Short problem
Pictures in the data below are not part of the copy; transcribe everything else exactly.

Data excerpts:
■ ■ ■

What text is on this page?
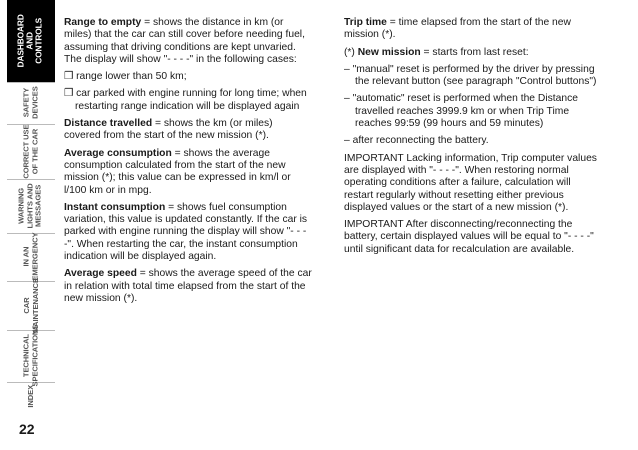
DASHBOARD
AND
CONTROLS
SAFETY
DEVICES
CORRECT USE
OF THE CAR
WARNING
LIGHTS AND
MESSAGES
IN AN
EMERGENCY
CAR
MAINTENANCE
TECHNICAL
SPECIFICATIONS
INDEX
22

Range to empty = shows the distance in km (or miles) that the car can still cover before needing fuel, assuming that driving conditions are kept unvaried. The display will show "- - - -" in the following cases:

❒ range lower than 50 km;

❒ car parked with engine running for long time; when restarting range indication will be displayed again

Distance travelled = shows the km (or miles) covered from the start of the new mission (*).

Average consumption = shows the average consumption calculated from the start of the new mission (*); this value can be expressed in km/l or l/100 km or in mpg.

Instant consumption = shows fuel consumption variation, this value is updated constantly. If the car is parked with engine running the display will show "- - - -". When restarting the car, the instant consumption indication will be displayed again.

Average speed = shows the average speed of the car in relation with total time elapsed from the start of the new mission (*).

Trip time = time elapsed from the start of the new mission (*).

(*) New mission = starts from last reset:

– "manual" reset is performed by the driver by pressing the relevant button (see paragraph "Control buttons")

– "automatic" reset is performed when the Distance travelled reaches 3999.9 km or when Trip Time reaches 99:59 (99 hours and 59 minutes)

– after reconnecting the battery.

IMPORTANT Lacking information, Trip computer values are displayed with "- - - -". When restoring normal operating conditions after a failure, calculation will restart regularly without resetting either previous displayed values or the start of a new mission (*).

IMPORTANT After disconnecting/reconnecting the battery, certain displayed values will be equal to "- - - -" until significant data for recalculation are available.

■ ■ ■

Task result
What text is on this page?
DASHBOARD
AND
CONTROLS
SAFETY
DEVICES
CORRECT USE
OF THE CAR
WARNING
LIGHTS AND
MESSAGES
IN AN
EMERGENCY
CAR
MAINTENANCE
TECHNICAL
SPECIFICATIONS
INDEX
22

Range to empty = shows the distance in km (or miles) that the car can still cover before needing fuel, assuming that driving conditions are kept unvaried. The display will show "- - - -" in the following cases:

❒ range lower than 50 km;

❒ car parked with engine running for long time; when restarting range indication will be displayed again

Distance travelled = shows the km (or miles) covered from the start of the new mission (*).

Average consumption = shows the average consumption calculated from the start of the new mission (*); this value can be expressed in km/l or l/100 km or in mpg.

Instant consumption = shows fuel consumption variation, this value is updated constantly. If the car is parked with engine running the display will show "- - - -". When restarting the car, the instant consumption indication will be displayed again.

Average speed = shows the average speed of the car in relation with total time elapsed from the start of the new mission (*).

Trip time = time elapsed from the start of the new mission (*).

(*) New mission = starts from last reset:

– "manual" reset is performed by the driver by pressing the relevant button (see paragraph "Control buttons")

– "automatic" reset is performed when the Distance travelled reaches 3999.9 km or when Trip Time reaches 99:59 (99 hours and 59 minutes)

– after reconnecting the battery.

IMPORTANT Lacking information, Trip computer values are displayed with "- - - -". When restoring normal operating conditions after a failure, calculation will restart regularly without resetting either previous displayed values or the start of a new mission (*).

IMPORTANT After disconnecting/reconnecting the battery, certain displayed values will be equal to "- - - -" until significant data for recalculation are available.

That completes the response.